- _TASK TO CARRY OUT_:
Sort through the entries below and pull out lines containing the word "中华人民共和国民法典".

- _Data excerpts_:
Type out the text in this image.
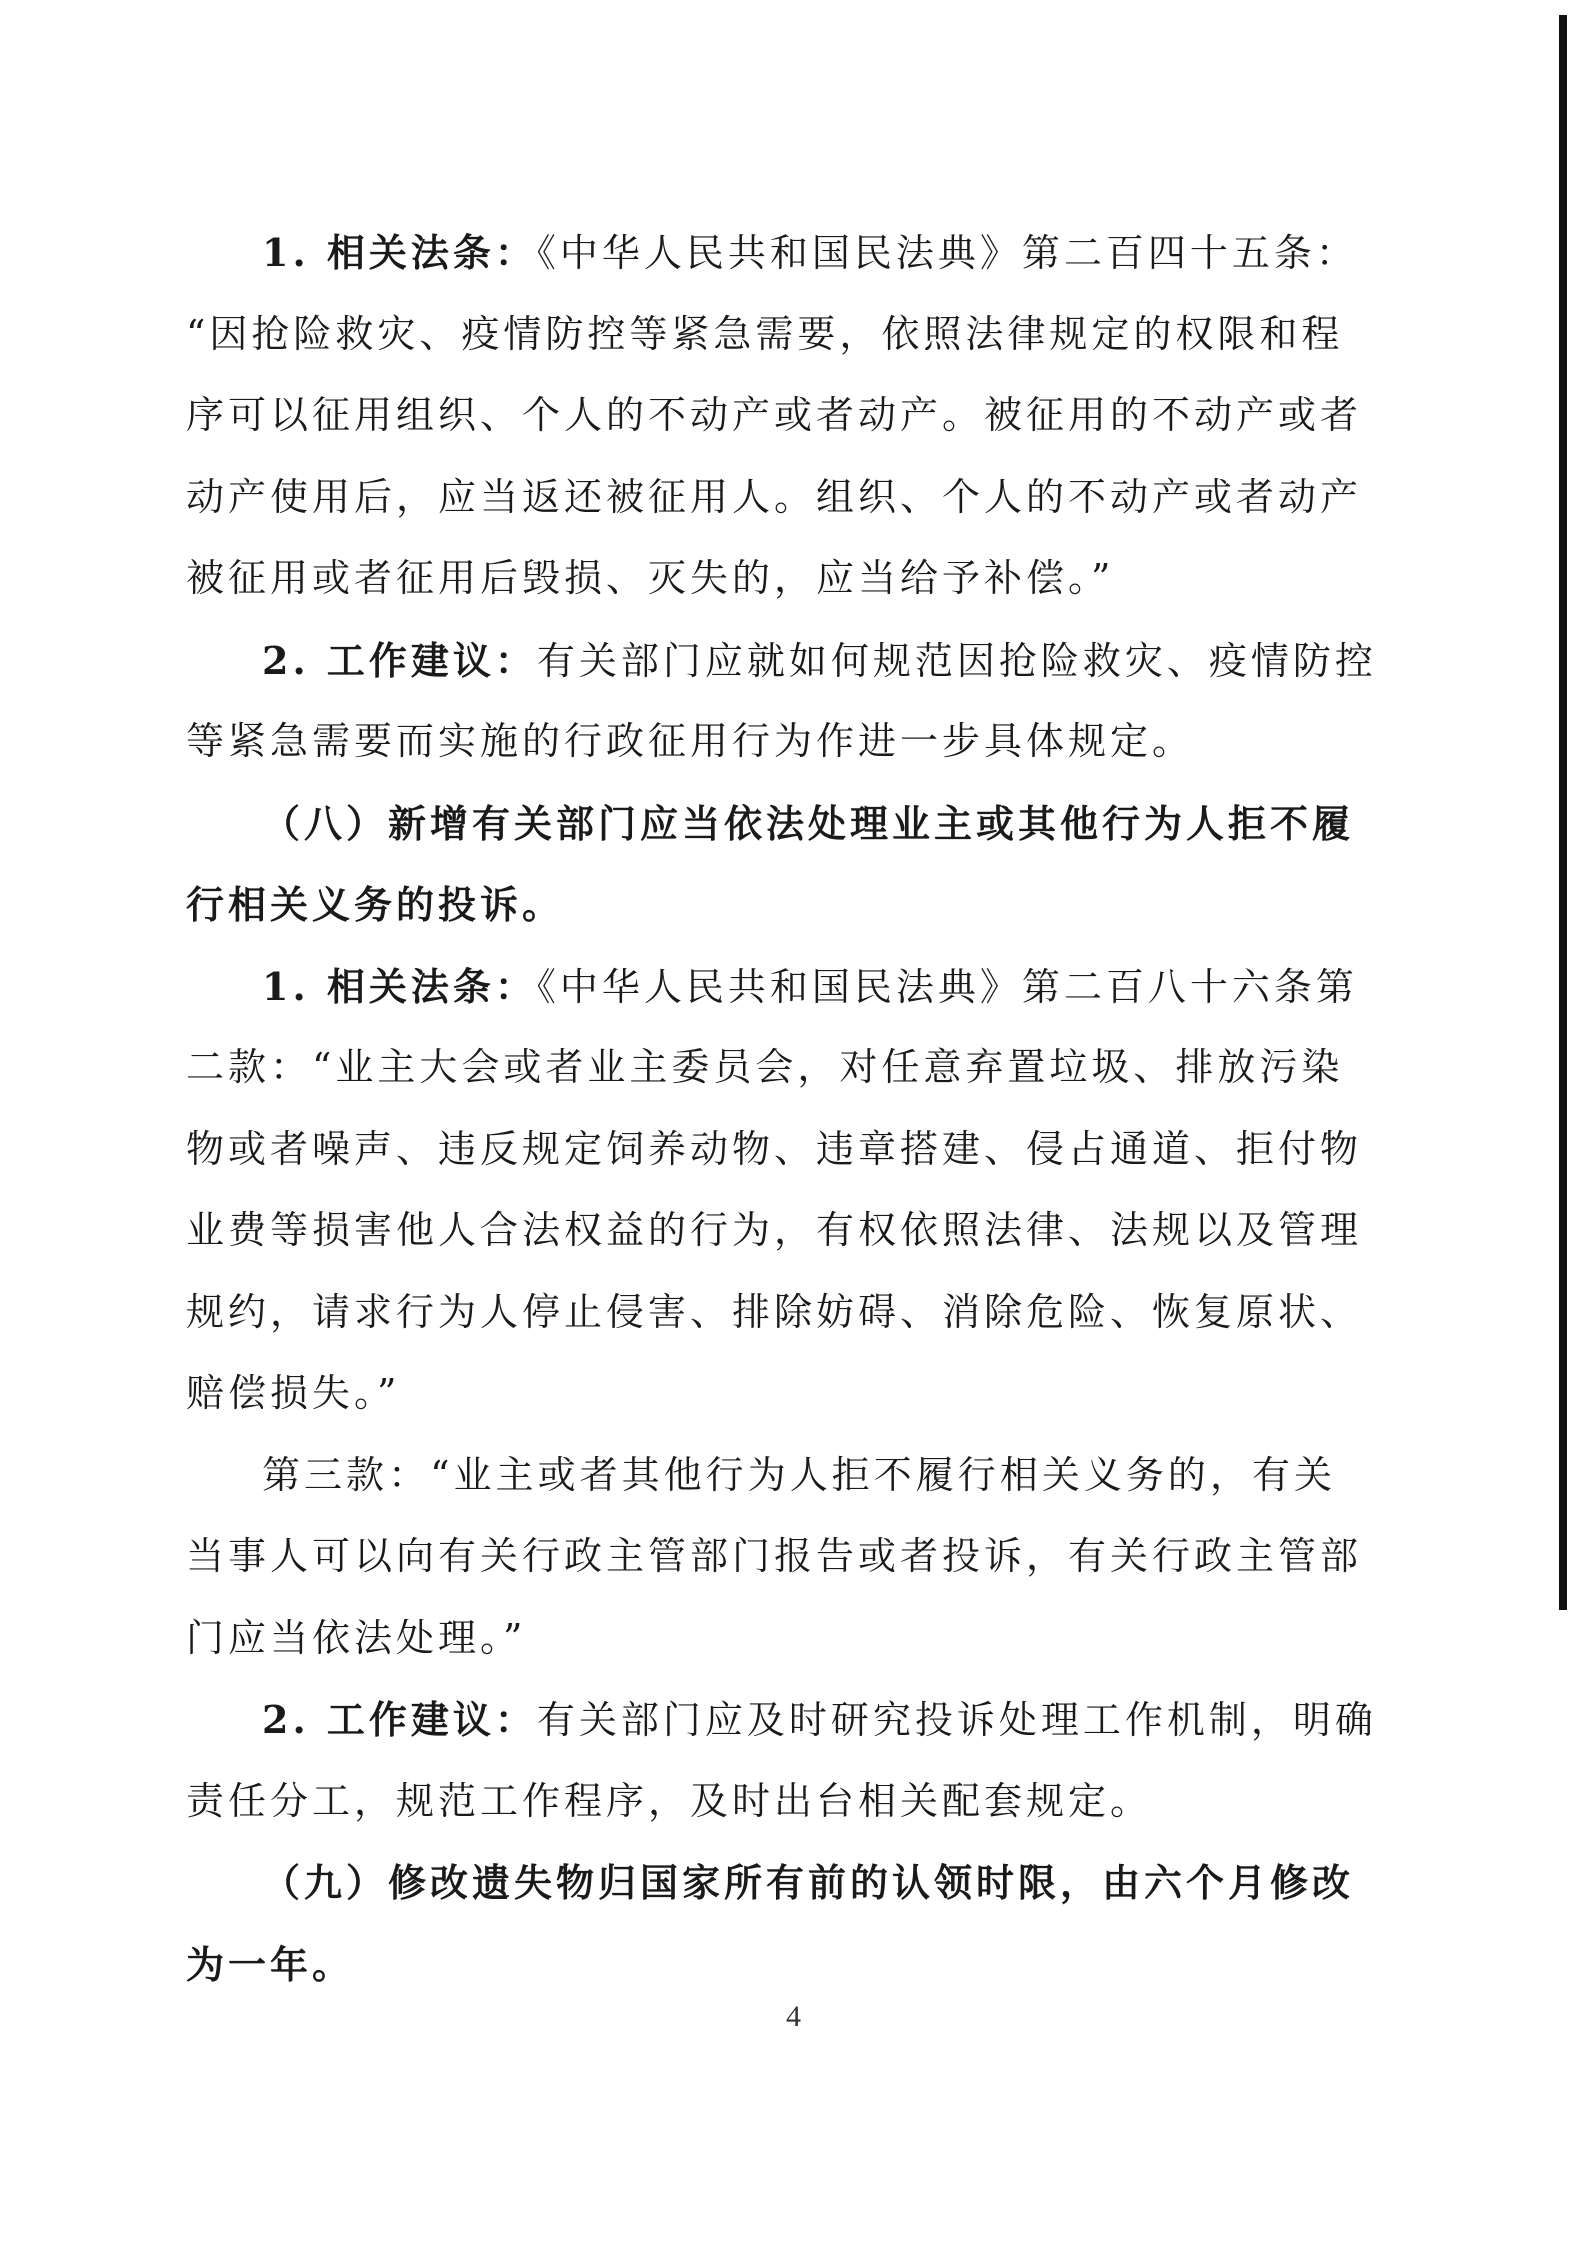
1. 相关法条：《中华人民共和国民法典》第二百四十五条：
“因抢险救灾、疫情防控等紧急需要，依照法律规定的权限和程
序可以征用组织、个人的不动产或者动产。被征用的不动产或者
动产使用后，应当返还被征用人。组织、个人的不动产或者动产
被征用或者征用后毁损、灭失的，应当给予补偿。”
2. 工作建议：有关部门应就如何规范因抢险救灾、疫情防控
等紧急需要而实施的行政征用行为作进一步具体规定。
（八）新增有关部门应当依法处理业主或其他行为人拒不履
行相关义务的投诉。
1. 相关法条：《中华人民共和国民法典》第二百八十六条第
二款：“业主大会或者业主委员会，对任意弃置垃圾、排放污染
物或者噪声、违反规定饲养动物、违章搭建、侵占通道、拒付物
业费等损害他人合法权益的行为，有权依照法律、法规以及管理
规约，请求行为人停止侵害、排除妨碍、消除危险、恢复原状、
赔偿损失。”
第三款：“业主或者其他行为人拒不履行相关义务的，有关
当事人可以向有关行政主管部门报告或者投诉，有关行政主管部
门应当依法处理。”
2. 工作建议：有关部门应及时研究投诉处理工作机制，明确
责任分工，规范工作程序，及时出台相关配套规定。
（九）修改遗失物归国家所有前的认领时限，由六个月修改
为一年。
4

- _RESULT FOR THIS EXERCISE_:
1. 相关法条：《中华人民共和国民法典》第二百四十五条：
1. 相关法条：《中华人民共和国民法典》第二百八十六条第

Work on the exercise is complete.